--- REQUEST ---
Check each line for the string "shirt". Give only the count of lines that have it.

--- Records from a data source ---
══════════════════════════════

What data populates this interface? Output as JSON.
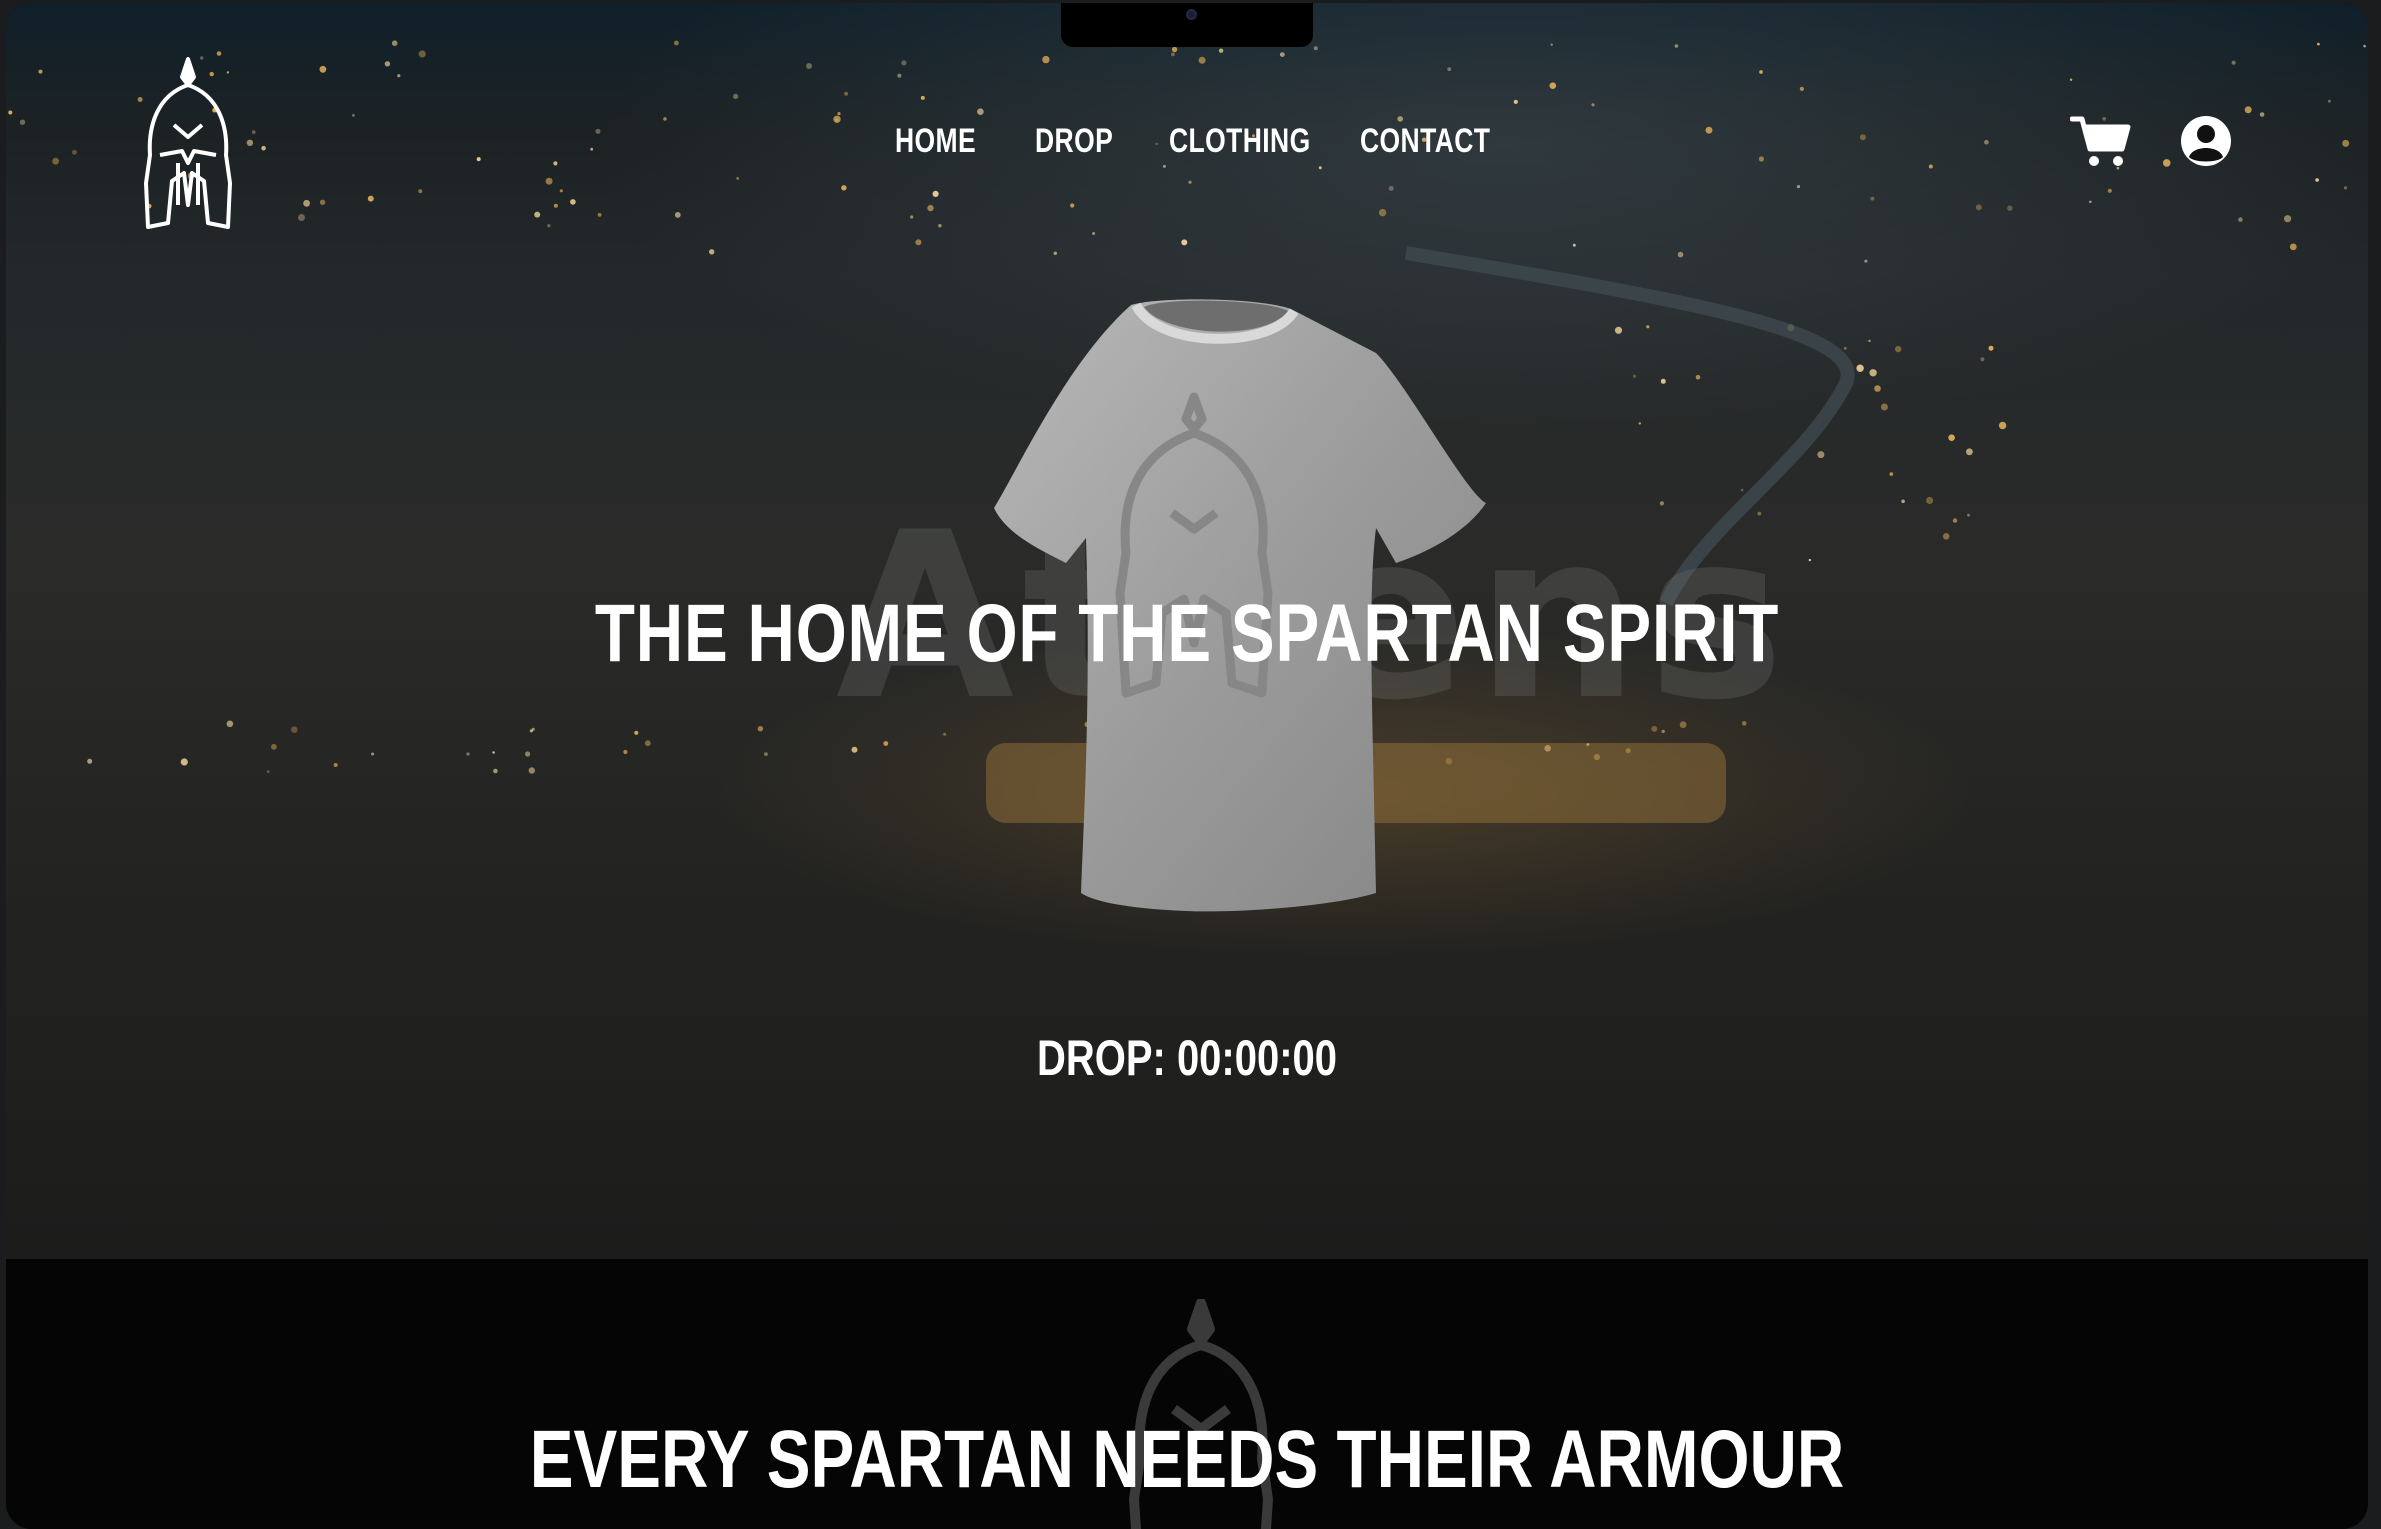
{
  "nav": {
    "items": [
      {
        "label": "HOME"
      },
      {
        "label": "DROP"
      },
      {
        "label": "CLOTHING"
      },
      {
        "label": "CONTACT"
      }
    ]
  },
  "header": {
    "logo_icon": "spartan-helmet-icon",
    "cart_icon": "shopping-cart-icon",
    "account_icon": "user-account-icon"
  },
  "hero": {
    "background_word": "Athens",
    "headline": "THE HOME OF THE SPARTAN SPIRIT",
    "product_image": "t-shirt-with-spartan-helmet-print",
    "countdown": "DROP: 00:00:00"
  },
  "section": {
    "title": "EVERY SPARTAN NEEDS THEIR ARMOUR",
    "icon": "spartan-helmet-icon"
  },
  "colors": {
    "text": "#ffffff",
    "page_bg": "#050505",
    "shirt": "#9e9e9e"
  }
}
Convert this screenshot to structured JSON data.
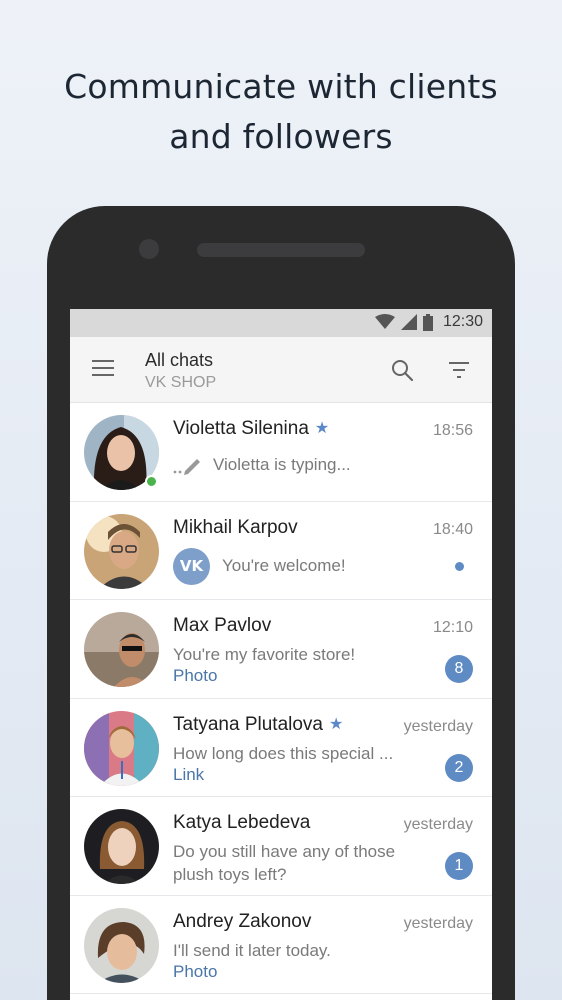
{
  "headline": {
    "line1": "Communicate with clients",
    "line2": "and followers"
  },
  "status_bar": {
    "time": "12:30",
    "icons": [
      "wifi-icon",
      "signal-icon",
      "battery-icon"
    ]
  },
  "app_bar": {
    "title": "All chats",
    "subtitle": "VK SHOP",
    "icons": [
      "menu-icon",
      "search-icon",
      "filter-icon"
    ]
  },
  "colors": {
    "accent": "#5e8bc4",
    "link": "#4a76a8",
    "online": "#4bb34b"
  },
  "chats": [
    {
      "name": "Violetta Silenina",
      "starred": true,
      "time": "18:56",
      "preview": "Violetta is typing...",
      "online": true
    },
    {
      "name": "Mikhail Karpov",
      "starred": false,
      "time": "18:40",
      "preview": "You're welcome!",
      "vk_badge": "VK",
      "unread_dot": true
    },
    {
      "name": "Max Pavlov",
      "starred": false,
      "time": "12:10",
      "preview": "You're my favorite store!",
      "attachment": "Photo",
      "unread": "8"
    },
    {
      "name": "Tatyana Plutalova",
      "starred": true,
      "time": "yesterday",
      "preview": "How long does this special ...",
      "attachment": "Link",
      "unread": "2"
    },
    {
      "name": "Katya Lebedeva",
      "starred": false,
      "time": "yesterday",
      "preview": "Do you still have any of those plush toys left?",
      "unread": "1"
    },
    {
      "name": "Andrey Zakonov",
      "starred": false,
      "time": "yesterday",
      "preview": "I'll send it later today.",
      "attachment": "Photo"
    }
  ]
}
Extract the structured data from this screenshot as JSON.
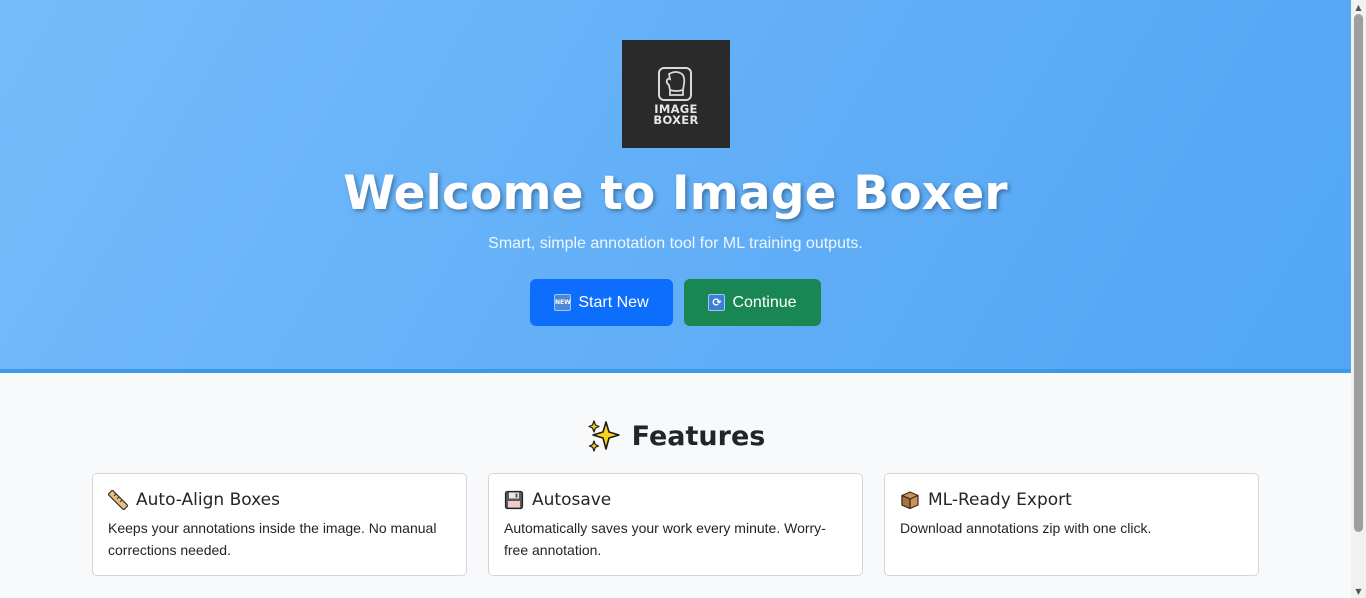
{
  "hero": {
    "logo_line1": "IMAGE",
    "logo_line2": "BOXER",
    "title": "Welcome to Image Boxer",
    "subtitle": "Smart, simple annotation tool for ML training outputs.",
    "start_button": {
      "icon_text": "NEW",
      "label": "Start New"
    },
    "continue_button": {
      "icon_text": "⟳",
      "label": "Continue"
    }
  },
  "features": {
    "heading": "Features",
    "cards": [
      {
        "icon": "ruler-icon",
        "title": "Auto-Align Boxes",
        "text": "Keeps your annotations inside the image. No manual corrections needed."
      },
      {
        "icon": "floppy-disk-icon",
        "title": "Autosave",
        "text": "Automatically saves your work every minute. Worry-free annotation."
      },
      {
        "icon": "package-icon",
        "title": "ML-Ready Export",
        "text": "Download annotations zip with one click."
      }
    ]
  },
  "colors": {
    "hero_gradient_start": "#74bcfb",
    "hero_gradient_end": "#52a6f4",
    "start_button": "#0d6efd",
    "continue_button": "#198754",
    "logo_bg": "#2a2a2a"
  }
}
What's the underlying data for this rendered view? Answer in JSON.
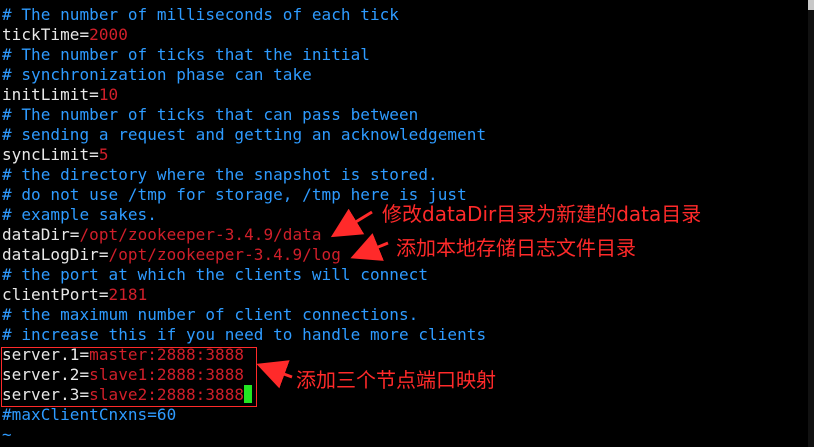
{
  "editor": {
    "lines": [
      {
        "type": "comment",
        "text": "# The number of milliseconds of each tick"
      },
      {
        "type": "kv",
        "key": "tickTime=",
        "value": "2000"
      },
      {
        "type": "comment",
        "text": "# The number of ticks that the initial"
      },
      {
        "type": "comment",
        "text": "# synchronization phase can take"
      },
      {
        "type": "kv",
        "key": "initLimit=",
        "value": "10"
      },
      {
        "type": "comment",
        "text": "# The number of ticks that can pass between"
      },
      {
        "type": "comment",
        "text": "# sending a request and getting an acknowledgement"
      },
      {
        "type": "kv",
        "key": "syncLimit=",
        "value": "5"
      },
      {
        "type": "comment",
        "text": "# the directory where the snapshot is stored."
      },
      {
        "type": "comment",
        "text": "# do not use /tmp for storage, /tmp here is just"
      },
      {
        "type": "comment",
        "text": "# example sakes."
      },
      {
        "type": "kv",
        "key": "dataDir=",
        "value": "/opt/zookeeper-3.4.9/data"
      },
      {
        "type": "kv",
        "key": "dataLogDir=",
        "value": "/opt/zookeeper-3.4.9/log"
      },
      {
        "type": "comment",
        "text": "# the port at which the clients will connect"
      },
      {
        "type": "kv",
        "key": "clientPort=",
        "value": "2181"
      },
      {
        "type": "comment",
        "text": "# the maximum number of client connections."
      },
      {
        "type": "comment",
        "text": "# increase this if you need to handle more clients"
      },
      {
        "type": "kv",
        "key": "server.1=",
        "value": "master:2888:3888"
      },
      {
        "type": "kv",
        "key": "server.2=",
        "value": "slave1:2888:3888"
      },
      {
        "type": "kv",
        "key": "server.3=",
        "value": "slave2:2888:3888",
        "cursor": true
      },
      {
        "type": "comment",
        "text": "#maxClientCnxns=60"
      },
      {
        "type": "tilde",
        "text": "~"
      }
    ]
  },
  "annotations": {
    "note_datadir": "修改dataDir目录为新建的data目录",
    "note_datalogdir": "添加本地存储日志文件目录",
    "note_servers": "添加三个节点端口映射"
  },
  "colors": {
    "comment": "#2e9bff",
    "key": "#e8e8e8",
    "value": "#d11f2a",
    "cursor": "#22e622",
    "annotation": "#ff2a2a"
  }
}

══════════════════════════════

--- TASK RESULT ---
2